● Do this:
Write out every line of the records below as a JSON list of strings, one string per line, leaving out blank lines.

+===+

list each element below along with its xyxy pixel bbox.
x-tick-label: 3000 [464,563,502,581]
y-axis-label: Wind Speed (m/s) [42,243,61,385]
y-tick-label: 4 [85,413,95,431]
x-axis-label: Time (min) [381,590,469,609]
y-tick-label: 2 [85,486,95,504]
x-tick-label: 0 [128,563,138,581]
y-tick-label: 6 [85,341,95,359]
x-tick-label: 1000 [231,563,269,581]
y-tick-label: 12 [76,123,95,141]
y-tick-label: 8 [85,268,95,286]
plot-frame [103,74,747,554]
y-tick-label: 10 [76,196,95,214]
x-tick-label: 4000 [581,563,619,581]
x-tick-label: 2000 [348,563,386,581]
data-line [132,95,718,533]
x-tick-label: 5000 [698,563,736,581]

+===+

● Expected output:
[
  "list each element below along with its xyxy pixel bbox.",
  "x-tick-label: 3000 [464,563,502,581]",
  "y-axis-label: Wind Speed (m/s) [42,243,61,385]",
  "y-tick-label: 4 [85,413,95,431]",
  "x-axis-label: Time (min) [381,590,469,609]",
  "y-tick-label: 2 [85,486,95,504]",
  "x-tick-label: 0 [128,563,138,581]",
  "y-tick-label: 6 [85,341,95,359]",
  "x-tick-label: 1000 [231,563,269,581]",
  "y-tick-label: 12 [76,123,95,141]",
  "y-tick-label: 8 [85,268,95,286]",
  "plot-frame [103,74,747,554]",
  "y-tick-label: 10 [76,196,95,214]",
  "x-tick-label: 4000 [581,563,619,581]",
  "x-tick-label: 2000 [348,563,386,581]",
  "data-line [132,95,718,533]",
  "x-tick-label: 5000 [698,563,736,581]"
]